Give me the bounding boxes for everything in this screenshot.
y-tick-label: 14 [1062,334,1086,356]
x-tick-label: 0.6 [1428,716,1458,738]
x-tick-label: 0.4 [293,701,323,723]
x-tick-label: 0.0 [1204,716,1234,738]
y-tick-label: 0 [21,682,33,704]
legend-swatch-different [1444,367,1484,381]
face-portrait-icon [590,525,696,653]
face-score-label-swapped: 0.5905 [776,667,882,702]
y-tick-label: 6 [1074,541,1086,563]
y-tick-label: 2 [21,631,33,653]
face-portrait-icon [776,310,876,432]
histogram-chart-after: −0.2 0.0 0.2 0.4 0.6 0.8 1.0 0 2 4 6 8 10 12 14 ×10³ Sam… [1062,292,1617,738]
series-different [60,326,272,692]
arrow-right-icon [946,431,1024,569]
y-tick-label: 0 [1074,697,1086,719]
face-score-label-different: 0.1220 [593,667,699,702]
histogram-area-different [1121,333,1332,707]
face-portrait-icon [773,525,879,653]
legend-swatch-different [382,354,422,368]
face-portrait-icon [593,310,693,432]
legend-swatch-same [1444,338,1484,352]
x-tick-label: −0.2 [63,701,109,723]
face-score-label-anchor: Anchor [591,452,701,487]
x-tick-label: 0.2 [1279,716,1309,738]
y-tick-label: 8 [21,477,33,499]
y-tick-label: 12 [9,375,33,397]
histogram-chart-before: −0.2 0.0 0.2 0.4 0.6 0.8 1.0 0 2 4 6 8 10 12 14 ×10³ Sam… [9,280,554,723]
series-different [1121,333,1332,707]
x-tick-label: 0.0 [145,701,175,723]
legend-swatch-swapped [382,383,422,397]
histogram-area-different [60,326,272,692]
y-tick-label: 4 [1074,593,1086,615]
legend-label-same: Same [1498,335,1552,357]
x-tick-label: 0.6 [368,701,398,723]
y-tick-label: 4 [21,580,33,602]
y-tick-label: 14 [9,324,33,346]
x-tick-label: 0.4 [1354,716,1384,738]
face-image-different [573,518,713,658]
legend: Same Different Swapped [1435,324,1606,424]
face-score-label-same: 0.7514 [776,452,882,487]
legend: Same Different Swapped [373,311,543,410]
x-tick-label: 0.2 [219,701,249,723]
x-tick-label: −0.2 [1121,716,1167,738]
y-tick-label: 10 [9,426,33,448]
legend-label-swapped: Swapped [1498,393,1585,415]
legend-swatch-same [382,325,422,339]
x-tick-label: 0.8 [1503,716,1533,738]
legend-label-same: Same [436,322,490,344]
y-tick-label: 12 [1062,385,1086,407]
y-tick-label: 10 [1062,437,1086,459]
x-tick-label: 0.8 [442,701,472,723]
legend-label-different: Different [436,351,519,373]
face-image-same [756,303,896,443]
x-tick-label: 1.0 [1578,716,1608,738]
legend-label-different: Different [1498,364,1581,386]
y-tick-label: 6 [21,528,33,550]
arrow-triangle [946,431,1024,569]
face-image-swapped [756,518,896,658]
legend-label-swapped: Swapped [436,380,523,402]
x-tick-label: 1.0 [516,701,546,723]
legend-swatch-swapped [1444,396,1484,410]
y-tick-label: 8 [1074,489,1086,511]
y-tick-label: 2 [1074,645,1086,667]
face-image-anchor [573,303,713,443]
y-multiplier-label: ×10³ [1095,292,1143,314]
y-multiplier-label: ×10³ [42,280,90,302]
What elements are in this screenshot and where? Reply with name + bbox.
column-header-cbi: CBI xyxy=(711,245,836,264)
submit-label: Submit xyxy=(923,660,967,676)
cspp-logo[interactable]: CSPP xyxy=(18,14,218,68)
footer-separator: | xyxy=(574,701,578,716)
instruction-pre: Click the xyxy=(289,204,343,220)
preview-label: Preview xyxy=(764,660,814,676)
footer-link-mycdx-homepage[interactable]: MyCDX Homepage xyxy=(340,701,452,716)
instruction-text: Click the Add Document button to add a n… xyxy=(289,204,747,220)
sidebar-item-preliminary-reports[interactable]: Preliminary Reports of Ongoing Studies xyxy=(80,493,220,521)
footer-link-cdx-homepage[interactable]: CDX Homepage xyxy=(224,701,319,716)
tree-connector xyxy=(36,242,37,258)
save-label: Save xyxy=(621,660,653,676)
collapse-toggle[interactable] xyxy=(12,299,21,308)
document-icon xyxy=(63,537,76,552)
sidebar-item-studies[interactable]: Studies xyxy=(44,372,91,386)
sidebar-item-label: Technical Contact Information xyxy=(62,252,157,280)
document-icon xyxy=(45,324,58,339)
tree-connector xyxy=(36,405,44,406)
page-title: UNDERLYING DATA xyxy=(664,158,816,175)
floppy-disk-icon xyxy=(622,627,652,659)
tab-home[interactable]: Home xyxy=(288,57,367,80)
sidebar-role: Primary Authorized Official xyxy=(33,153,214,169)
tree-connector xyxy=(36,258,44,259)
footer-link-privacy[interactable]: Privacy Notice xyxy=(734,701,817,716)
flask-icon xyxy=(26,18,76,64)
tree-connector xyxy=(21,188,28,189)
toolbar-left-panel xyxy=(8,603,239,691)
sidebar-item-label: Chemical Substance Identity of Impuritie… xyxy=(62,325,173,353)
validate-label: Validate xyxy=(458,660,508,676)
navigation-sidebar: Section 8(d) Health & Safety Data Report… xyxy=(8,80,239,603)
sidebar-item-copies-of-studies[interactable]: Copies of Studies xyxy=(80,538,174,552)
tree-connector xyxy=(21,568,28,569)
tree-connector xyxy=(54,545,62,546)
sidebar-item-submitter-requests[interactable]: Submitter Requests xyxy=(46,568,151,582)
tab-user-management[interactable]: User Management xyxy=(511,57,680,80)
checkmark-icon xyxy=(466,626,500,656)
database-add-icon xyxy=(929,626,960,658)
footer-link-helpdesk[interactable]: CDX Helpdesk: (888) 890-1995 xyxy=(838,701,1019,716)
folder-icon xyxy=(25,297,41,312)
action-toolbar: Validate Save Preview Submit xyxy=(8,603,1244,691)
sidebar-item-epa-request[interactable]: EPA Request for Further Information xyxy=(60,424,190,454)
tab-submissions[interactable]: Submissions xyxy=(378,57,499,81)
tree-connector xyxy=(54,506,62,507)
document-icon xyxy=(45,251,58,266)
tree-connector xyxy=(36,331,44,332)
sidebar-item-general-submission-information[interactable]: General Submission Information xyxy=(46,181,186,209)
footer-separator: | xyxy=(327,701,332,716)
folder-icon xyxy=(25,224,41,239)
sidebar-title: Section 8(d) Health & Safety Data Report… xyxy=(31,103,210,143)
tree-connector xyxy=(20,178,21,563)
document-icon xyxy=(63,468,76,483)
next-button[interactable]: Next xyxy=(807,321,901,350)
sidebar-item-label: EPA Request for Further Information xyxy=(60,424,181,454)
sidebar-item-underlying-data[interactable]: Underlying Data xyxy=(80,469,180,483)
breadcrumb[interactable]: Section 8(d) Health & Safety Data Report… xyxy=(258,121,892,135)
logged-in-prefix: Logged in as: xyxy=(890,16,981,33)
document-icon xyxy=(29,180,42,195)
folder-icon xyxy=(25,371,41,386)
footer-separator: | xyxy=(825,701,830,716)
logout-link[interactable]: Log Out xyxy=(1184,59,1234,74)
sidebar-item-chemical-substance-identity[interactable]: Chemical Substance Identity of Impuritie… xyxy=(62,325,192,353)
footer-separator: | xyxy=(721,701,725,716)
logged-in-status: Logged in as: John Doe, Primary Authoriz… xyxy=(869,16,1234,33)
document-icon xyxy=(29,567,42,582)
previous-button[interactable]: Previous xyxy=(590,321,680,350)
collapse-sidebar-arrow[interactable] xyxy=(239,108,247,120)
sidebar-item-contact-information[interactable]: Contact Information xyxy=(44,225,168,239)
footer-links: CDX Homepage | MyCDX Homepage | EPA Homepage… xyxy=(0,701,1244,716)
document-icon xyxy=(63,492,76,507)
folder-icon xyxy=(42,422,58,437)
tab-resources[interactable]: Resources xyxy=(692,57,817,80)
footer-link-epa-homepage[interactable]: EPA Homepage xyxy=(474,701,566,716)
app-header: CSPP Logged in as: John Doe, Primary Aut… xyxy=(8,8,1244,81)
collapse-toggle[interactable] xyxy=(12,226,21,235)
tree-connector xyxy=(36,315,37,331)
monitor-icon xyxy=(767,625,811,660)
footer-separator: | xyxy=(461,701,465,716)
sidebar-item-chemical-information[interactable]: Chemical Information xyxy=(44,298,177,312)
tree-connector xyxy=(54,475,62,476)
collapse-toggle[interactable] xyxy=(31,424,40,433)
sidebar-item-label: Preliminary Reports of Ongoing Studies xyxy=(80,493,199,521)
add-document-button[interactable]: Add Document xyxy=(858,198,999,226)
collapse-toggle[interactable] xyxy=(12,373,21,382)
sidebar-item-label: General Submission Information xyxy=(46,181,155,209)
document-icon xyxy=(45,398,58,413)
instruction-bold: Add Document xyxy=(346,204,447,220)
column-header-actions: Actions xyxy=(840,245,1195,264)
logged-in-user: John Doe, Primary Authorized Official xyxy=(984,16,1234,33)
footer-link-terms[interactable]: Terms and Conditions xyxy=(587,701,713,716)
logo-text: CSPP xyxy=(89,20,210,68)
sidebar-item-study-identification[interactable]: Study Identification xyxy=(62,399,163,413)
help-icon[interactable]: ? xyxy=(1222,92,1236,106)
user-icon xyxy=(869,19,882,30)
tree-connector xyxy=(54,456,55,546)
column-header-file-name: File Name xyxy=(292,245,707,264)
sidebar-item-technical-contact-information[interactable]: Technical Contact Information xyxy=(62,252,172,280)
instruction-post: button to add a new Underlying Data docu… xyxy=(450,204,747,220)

··········

**WHAT YOU HAVE TO DO**
Show every line of the items above that contains the string "Primary", matching its capitalization exactly.

**TASK ANSWER**
sidebar-role: Primary Authorized Official xyxy=(33,153,214,169)
logged-in-status: Logged in as: John Doe, Primary Authoriz… xyxy=(869,16,1234,33)
app-header: CSPP Logged in as: John Doe, Primary Aut… xyxy=(8,8,1244,81)
logged-in-user: John Doe, Primary Authorized Official xyxy=(984,16,1234,33)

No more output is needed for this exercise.